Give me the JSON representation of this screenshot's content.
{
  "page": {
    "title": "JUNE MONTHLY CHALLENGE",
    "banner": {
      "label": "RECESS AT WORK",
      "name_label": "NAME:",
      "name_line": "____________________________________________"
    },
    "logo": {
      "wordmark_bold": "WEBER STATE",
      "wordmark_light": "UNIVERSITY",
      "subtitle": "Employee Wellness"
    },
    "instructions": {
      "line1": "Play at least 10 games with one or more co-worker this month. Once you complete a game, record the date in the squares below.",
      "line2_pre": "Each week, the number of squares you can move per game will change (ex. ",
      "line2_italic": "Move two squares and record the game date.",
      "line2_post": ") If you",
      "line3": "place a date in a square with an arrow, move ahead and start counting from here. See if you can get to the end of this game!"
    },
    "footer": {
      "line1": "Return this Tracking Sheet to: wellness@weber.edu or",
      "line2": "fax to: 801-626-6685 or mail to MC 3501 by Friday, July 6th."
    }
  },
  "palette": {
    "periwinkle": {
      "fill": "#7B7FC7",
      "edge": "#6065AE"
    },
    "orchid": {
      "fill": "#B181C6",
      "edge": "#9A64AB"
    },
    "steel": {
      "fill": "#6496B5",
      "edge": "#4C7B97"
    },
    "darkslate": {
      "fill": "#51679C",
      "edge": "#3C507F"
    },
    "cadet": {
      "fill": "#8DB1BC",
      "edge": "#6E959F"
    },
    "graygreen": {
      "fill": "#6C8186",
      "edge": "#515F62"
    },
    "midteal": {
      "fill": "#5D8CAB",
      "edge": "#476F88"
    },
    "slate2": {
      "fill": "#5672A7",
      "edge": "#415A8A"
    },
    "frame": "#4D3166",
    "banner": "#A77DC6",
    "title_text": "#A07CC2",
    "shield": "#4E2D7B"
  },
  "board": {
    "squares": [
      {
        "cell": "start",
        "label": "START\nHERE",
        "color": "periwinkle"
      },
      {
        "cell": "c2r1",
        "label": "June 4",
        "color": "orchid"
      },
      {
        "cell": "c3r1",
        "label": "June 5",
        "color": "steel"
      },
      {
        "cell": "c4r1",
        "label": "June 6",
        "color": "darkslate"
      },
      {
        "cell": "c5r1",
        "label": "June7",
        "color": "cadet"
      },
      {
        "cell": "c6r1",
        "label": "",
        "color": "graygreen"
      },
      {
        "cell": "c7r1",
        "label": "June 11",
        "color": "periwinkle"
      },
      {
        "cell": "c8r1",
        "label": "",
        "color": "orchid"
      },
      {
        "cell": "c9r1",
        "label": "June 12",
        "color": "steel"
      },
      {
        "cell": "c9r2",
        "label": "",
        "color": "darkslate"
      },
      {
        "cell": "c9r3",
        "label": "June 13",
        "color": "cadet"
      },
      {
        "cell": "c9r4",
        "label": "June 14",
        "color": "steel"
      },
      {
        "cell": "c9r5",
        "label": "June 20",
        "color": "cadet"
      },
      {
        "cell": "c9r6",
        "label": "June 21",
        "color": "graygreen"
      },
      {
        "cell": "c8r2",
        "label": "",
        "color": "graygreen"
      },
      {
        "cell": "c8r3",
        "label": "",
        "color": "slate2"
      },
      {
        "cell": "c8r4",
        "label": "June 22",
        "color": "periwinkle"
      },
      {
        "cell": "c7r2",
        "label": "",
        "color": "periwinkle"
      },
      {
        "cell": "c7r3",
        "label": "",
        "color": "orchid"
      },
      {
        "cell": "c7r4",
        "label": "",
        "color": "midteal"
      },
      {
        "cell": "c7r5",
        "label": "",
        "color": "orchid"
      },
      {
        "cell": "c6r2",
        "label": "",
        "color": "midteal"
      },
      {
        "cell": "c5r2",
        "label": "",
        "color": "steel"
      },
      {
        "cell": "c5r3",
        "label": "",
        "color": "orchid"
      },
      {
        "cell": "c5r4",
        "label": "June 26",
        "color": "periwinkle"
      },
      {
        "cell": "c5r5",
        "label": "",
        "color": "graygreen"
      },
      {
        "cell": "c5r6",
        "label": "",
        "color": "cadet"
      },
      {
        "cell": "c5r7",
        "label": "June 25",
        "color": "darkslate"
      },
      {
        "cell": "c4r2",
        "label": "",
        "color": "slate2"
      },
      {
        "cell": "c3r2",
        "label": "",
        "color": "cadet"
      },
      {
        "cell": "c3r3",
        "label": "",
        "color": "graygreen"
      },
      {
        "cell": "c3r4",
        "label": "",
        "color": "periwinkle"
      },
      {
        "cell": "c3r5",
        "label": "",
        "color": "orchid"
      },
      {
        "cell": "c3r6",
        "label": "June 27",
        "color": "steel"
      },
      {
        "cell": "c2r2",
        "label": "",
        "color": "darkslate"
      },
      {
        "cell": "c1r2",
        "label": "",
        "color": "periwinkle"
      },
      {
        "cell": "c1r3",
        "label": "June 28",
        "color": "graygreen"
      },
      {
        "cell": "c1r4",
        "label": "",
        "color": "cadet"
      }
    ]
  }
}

==

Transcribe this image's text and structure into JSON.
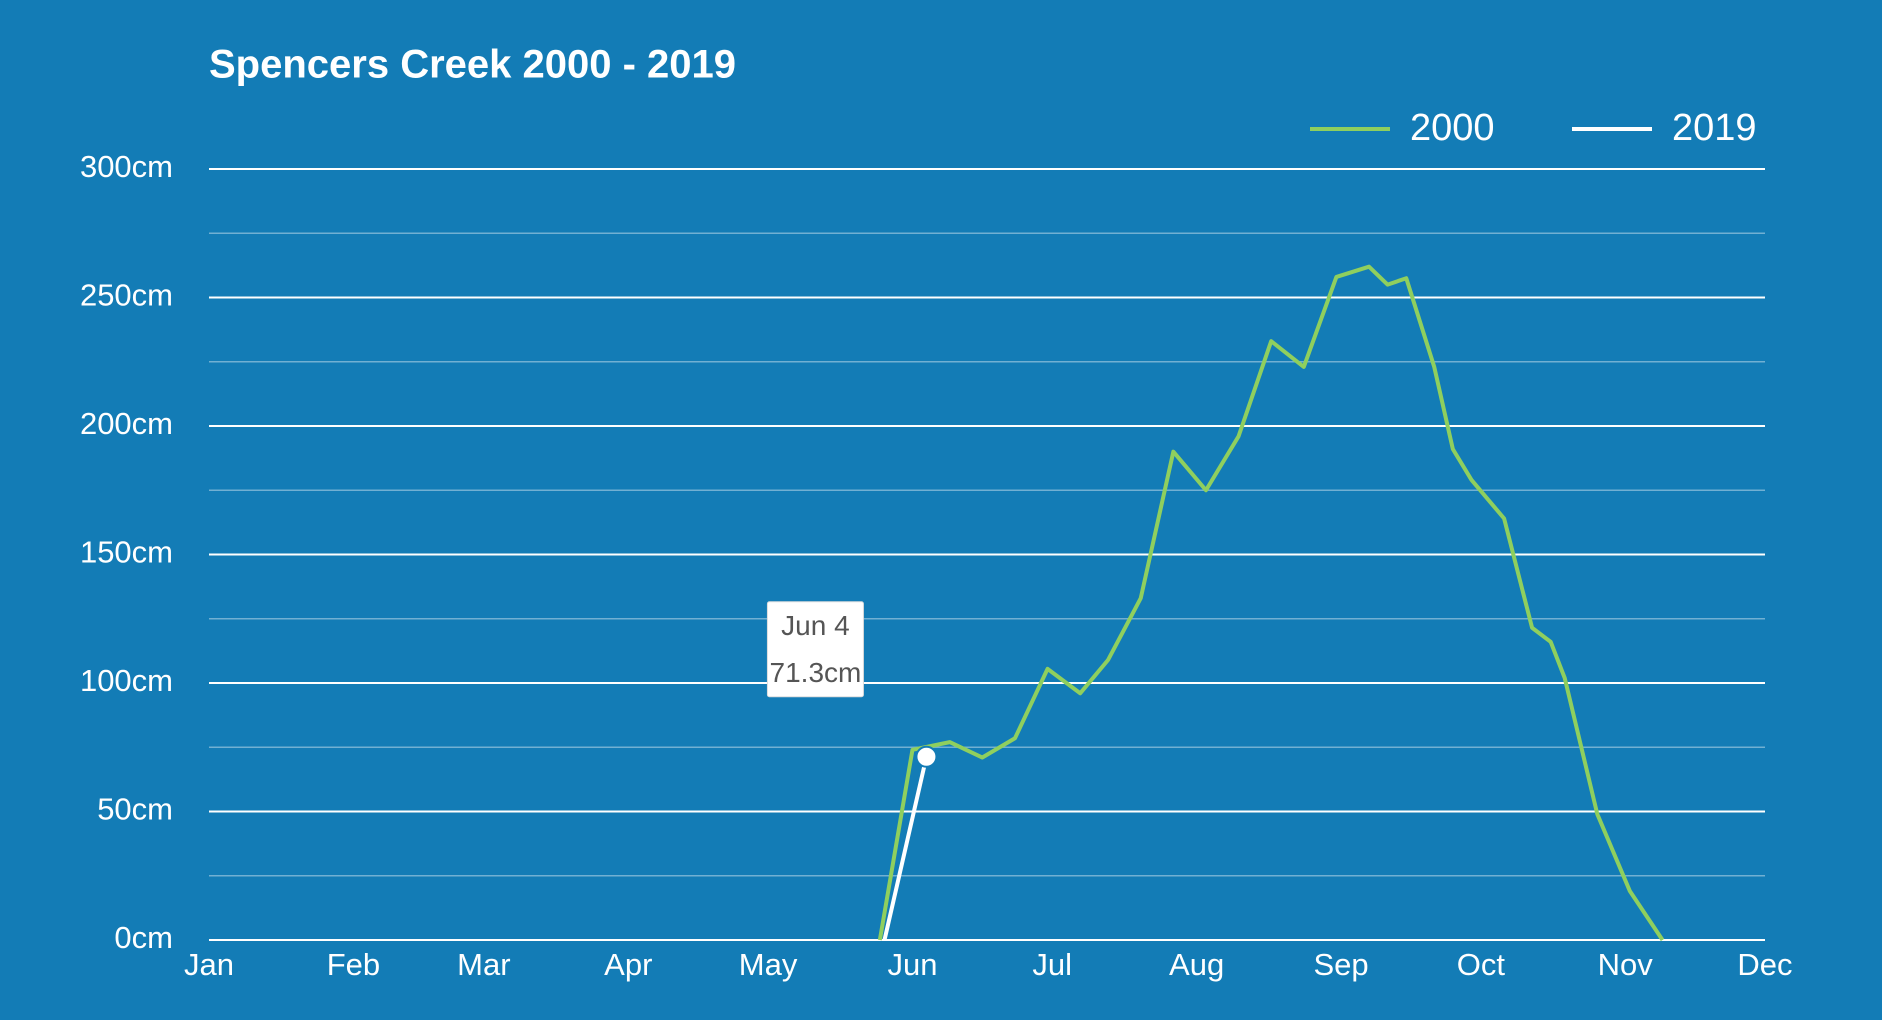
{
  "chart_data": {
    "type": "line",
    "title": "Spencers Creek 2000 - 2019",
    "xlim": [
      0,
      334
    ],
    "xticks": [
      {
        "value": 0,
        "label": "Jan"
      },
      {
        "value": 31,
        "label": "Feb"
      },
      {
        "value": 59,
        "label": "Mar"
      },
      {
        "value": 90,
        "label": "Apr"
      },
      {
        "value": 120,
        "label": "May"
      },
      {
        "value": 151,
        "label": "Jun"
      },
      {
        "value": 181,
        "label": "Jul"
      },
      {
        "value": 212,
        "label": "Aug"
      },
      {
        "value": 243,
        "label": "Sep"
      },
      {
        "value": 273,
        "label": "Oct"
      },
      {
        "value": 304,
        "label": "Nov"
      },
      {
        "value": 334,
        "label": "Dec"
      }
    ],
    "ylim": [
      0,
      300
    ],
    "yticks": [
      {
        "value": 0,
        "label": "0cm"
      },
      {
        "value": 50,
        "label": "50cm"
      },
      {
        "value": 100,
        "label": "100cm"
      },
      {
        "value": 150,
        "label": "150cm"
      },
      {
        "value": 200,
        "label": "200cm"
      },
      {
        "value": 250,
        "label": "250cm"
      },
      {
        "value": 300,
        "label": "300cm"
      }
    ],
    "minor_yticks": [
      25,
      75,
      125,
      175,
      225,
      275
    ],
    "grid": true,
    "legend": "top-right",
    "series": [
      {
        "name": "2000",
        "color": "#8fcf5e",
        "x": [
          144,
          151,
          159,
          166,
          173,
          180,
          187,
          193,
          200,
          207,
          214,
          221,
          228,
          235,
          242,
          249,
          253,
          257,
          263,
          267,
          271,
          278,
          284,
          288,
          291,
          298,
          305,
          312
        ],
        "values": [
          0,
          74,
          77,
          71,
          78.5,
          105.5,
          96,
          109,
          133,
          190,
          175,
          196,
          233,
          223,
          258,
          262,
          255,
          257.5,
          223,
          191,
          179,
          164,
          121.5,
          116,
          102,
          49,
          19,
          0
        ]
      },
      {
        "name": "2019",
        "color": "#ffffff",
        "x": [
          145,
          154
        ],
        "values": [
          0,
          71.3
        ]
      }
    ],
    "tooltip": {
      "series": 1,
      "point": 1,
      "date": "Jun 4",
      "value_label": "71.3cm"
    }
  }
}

==

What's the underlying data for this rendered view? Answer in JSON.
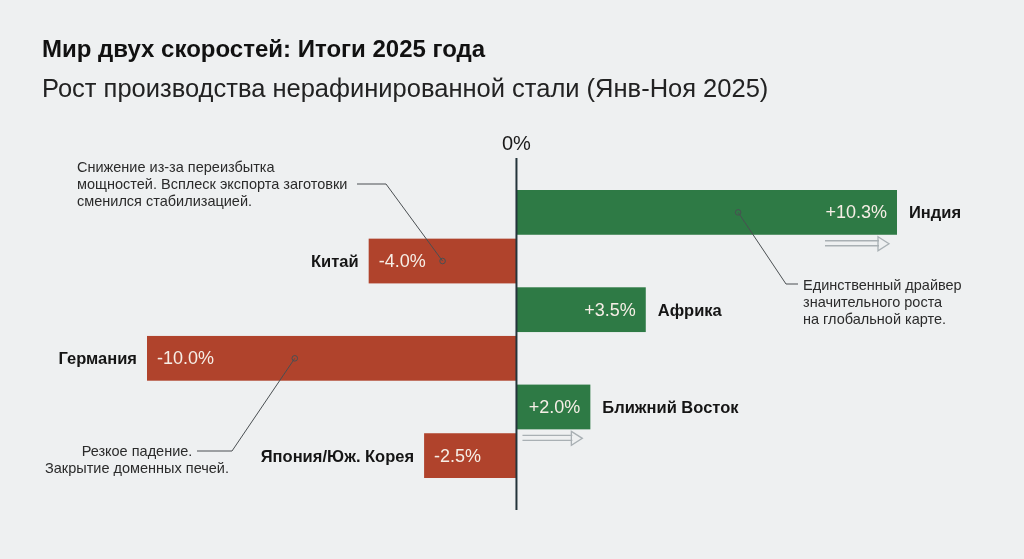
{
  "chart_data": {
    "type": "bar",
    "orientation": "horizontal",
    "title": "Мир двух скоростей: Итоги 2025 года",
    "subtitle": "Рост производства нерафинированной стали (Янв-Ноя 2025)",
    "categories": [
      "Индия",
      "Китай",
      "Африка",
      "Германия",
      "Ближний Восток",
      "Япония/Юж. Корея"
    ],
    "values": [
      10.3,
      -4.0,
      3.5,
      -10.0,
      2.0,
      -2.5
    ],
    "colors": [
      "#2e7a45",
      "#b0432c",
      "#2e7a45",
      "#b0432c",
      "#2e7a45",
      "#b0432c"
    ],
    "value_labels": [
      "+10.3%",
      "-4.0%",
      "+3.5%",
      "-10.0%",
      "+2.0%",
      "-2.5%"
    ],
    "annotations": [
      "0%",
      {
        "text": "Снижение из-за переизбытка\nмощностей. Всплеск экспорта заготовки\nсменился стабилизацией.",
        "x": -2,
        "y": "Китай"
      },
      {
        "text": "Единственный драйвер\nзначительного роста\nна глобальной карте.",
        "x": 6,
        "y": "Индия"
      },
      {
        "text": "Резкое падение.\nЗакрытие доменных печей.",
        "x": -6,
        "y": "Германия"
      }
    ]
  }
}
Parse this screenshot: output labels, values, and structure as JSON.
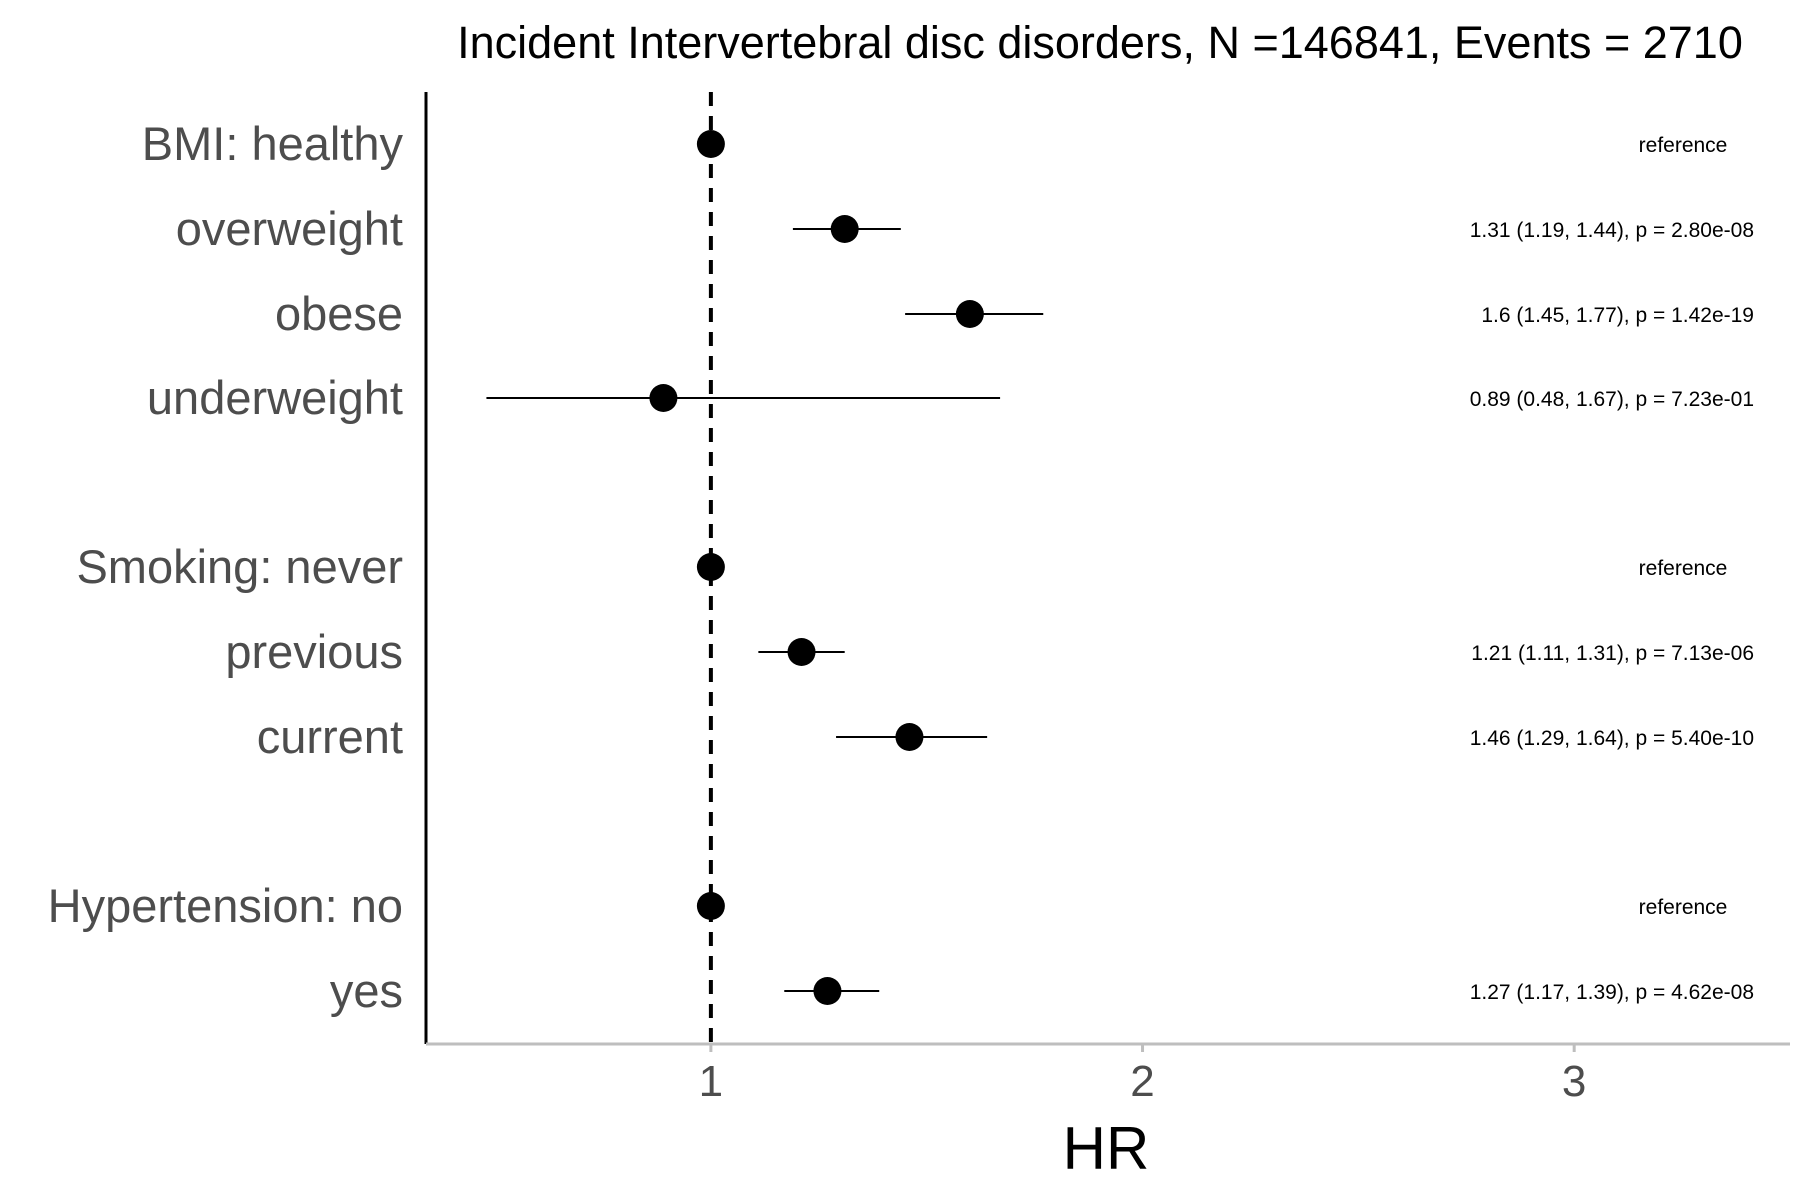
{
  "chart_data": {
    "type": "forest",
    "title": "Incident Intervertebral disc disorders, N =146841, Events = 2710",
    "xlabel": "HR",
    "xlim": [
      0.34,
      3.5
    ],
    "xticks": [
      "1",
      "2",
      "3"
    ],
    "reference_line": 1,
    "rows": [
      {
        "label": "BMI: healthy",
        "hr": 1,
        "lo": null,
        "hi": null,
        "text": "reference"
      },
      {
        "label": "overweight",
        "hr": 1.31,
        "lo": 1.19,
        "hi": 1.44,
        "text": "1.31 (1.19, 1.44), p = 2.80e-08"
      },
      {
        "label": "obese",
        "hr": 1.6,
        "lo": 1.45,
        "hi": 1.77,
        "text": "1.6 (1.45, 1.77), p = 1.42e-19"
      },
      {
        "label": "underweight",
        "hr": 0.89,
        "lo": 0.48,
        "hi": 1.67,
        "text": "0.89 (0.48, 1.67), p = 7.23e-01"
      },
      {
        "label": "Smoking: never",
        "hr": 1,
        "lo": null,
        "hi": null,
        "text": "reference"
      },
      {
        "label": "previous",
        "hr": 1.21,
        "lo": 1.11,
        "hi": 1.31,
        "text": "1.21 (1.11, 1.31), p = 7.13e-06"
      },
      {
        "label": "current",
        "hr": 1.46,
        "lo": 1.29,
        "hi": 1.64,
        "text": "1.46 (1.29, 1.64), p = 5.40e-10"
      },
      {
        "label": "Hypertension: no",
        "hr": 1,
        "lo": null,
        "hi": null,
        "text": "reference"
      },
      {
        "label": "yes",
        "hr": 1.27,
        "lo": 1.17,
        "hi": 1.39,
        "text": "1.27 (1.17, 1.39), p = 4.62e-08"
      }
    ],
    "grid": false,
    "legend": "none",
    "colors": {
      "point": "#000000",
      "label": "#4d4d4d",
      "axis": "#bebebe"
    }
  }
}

• **PROBLEM STATEMENT**: Take every line that includes the string "edge" and copy it.

• **EXERCISE SOLUTION**:
      "edge": "#6065AE"
      "edge": "#9A64AB"
      "edge": "#4C7B97"
      "edge": "#3C507F"
      "edge": "#6E959F"
      "edge": "#515F62"
      "edge": "#476F88"
      "edge": "#415A8A"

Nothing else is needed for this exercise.